[DATA start]
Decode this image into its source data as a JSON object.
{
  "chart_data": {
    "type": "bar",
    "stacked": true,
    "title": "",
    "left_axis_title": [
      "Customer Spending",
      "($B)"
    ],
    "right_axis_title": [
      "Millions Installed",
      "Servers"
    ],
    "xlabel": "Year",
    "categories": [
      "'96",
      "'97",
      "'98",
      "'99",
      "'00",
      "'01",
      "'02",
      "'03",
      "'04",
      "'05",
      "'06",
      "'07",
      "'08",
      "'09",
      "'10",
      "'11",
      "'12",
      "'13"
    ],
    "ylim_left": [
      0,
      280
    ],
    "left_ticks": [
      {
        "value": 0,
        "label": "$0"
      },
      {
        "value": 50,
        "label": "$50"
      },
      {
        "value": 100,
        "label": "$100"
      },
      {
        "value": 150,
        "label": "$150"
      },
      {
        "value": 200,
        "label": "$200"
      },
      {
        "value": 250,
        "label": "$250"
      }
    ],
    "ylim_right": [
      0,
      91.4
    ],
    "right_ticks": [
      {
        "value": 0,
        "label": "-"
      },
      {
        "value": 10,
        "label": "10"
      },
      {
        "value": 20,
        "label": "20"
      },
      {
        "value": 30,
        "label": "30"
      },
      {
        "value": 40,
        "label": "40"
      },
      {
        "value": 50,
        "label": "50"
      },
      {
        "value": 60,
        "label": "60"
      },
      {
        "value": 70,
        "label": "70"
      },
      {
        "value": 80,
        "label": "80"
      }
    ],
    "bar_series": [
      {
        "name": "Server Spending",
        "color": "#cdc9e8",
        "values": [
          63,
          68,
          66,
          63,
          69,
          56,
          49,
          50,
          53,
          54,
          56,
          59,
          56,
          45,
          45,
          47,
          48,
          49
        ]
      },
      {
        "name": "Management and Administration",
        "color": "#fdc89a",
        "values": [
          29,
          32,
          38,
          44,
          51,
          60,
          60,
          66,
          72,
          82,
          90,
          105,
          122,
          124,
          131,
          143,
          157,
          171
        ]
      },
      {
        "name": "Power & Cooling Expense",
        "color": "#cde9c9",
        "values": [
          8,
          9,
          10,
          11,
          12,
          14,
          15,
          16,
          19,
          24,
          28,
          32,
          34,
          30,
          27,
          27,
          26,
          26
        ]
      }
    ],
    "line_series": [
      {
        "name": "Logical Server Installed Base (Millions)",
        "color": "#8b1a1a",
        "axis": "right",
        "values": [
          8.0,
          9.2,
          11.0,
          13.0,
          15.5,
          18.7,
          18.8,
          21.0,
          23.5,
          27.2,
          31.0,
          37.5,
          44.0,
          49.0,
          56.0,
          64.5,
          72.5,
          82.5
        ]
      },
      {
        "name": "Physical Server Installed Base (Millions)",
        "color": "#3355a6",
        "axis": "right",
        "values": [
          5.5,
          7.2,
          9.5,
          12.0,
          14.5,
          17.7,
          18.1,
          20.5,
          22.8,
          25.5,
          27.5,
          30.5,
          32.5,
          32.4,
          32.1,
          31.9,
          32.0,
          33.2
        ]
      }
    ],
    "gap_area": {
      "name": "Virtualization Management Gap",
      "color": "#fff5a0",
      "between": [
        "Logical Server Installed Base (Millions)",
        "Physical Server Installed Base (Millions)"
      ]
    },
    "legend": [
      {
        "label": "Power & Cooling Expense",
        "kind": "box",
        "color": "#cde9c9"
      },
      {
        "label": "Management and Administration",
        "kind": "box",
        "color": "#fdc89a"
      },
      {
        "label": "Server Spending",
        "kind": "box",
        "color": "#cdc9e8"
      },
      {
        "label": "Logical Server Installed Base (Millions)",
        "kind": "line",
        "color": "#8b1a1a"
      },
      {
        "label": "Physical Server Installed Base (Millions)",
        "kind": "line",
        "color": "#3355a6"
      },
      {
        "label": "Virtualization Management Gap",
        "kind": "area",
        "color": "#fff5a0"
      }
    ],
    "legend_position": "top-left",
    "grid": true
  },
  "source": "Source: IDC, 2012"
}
[DATA end]
#### DIRECTIONS FOR THIS TASK
What is the number of lines in the data above that include the word "name"? Answer with that number only.

#### TASK RESPONSE
6